>> START
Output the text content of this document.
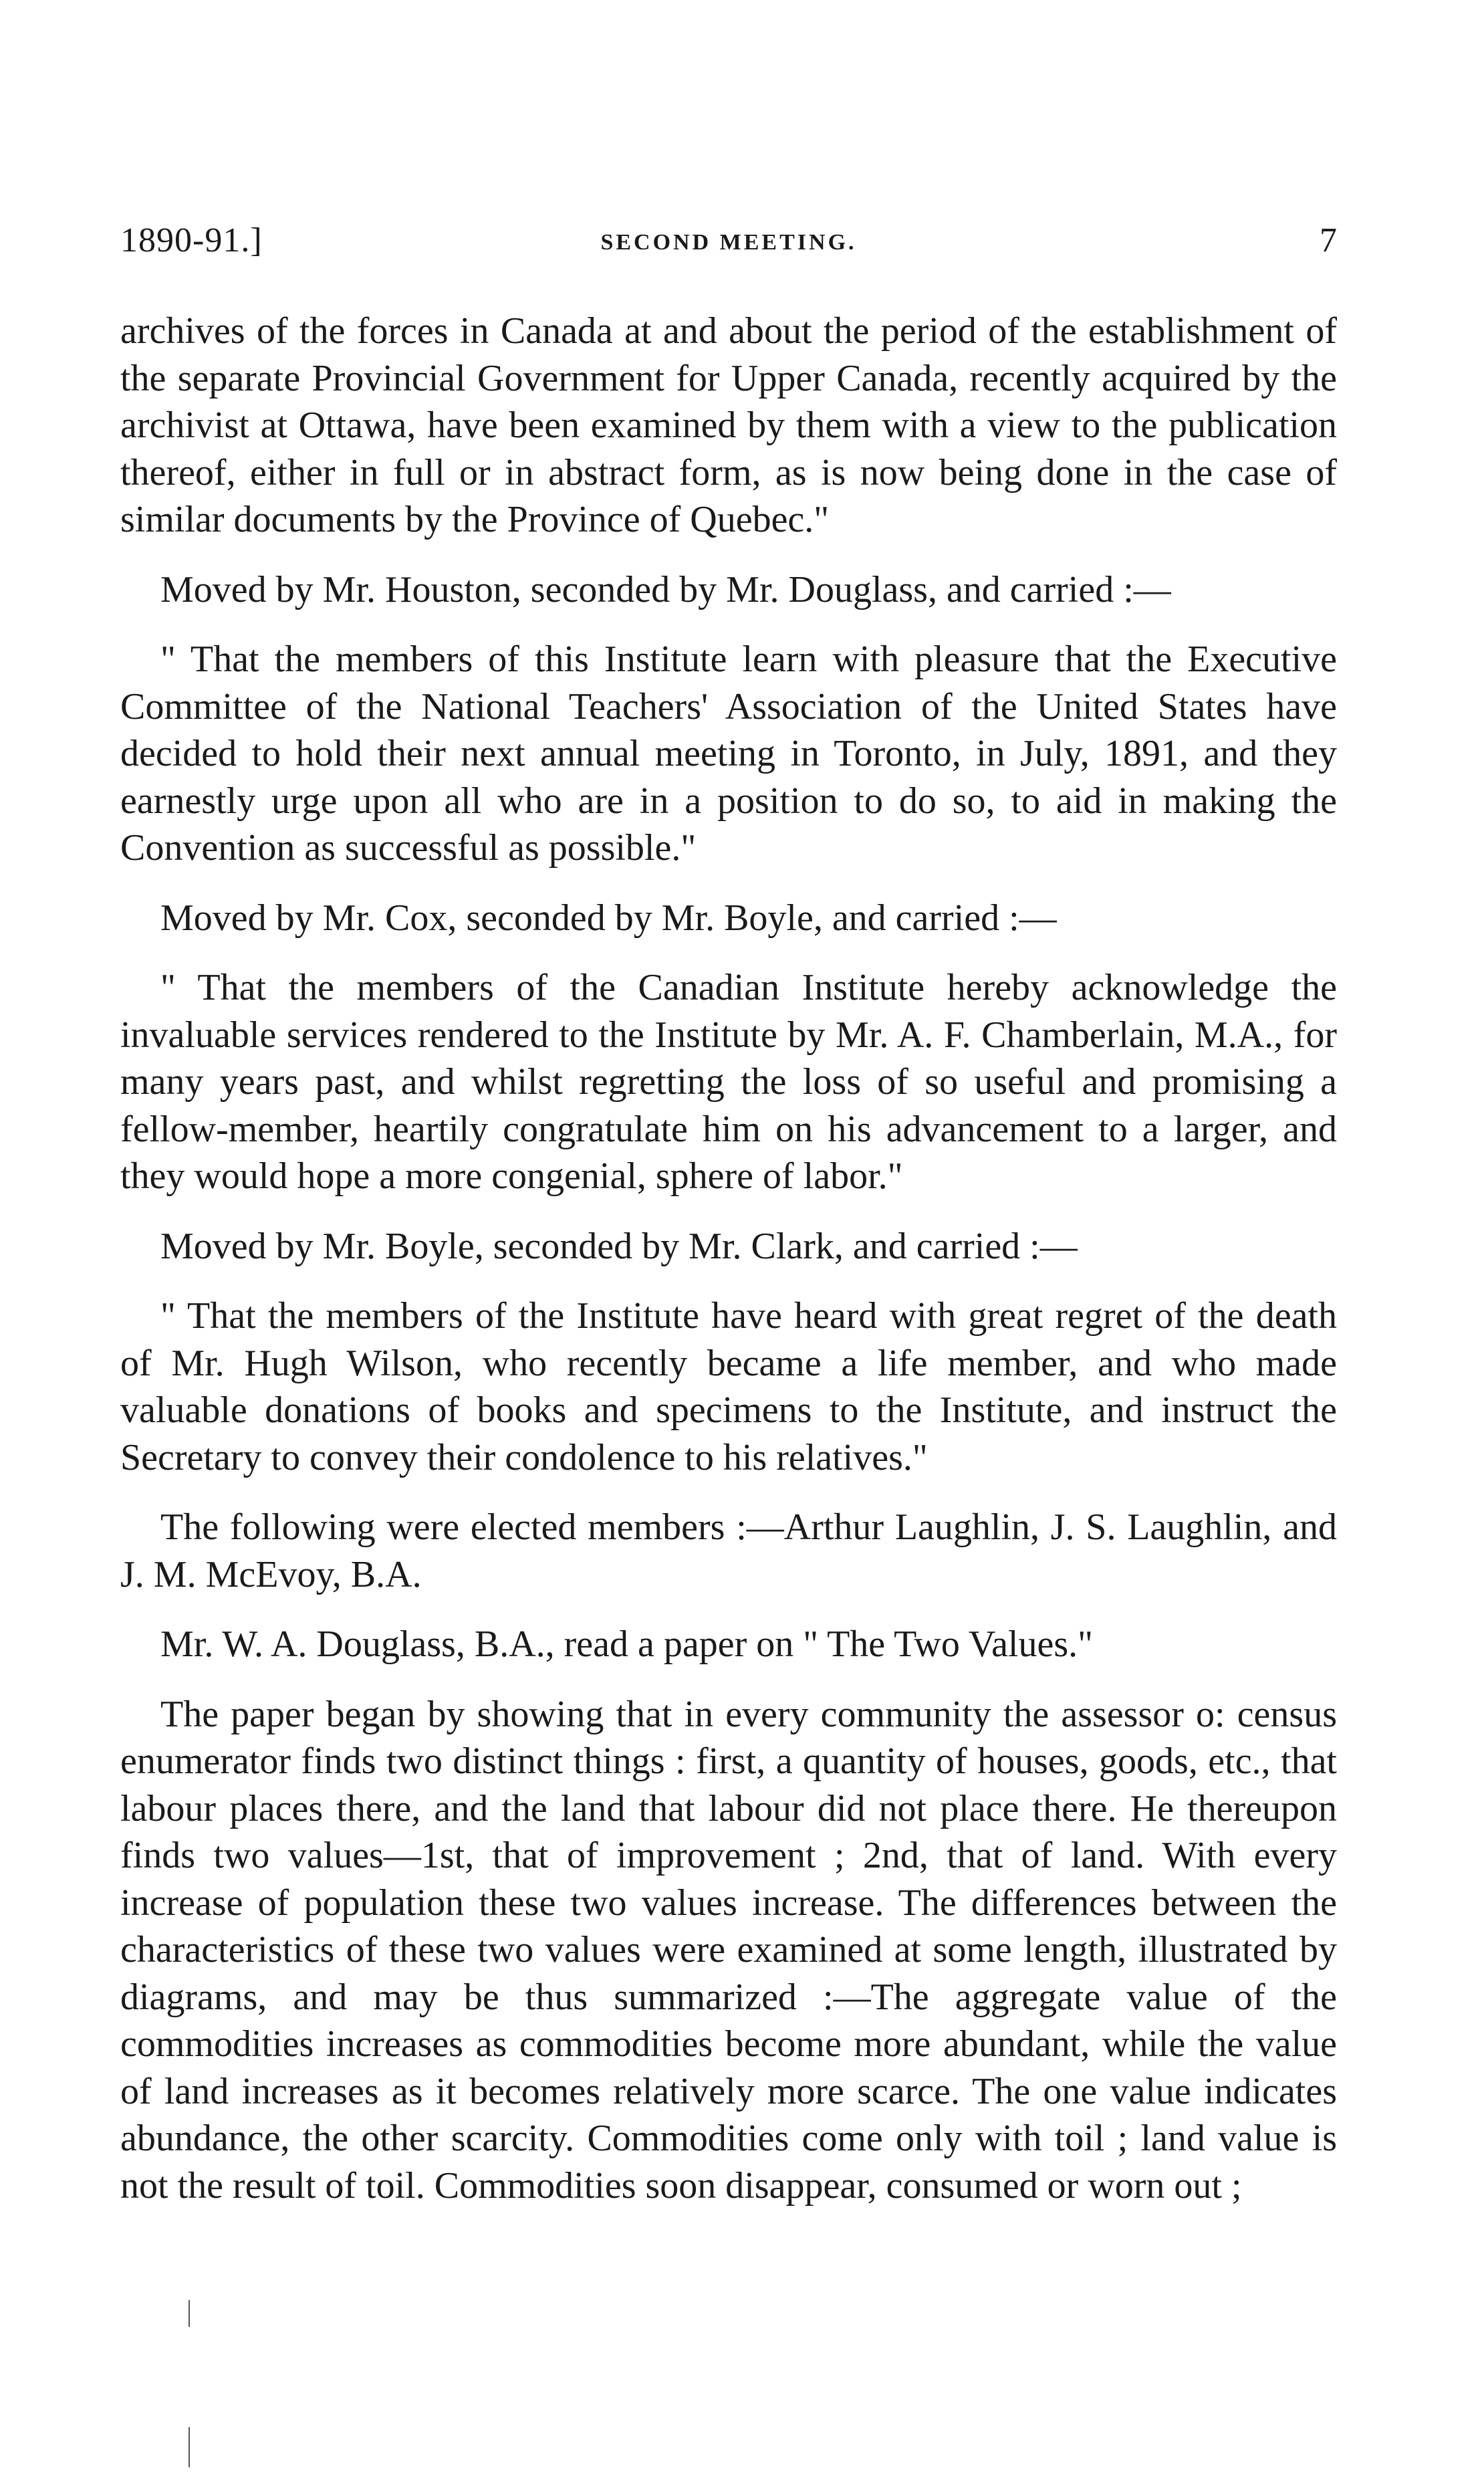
1890-91.]	SECOND MEETING.	7

archives of the forces in Canada at and about the period of the establishment of the separate Provincial Government for Upper Canada, recently acquired by the archivist at Ottawa, have been examined by them with a view to the publication thereof, either in full or in abstract form, as is now being done in the case of similar documents by the Province of Quebec."

Moved by Mr. Houston, seconded by Mr. Douglass, and carried :—

" That the members of this Institute learn with pleasure that the Executive Committee of the National Teachers' Association of the United States have decided to hold their next annual meeting in Toronto, in July, 1891, and they earnestly urge upon all who are in a position to do so, to aid in making the Convention as successful as possible."

Moved by Mr. Cox, seconded by Mr. Boyle, and carried :—

" That the members of the Canadian Institute hereby acknowledge the invaluable services rendered to the Institute by Mr. A. F. Chamberlain, M.A., for many years past, and whilst regretting the loss of so useful and promising a fellow-member, heartily congratulate him on his advancement to a larger, and they would hope a more congenial, sphere of labor."

Moved by Mr. Boyle, seconded by Mr. Clark, and carried :—

" That the members of the Institute have heard with great regret of the death of Mr. Hugh Wilson, who recently became a life member, and who made valuable donations of books and specimens to the Institute, and instruct the Secretary to convey their condolence to his relatives."

The following were elected members :—Arthur Laughlin, J. S. Laughlin, and J. M. McEvoy, B.A.

Mr. W. A. Douglass, B.A., read a paper on " The Two Values."

The paper began by showing that in every community the assessor o: census enumerator finds two distinct things : first, a quantity of houses, goods, etc., that labour places there, and the land that labour did not place there. He thereupon finds two values—1st, that of improvement ; 2nd, that of land. With every increase of population these two values increase. The differences between the characteristics of these two values were examined at some length, illustrated by diagrams, and may be thus summarized :—The aggregate value of the commodities increases as commodities become more abundant, while the value of land increases as it becomes relatively more scarce. The one value indicates abundance, the other scarcity. Commodities come only with toil ; land value is not the result of toil. Commodities soon disappear, consumed or worn out ;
>> END
• **What the task asks**: Return all lines containing the word "carried".

• **Solution to the problem**:
Moved by Mr. Houston, seconded by Mr. Douglass, and carried :—
Moved by Mr. Cox, seconded by Mr. Boyle, and carried :—
Moved by Mr. Boyle, seconded by Mr. Clark, and carried :—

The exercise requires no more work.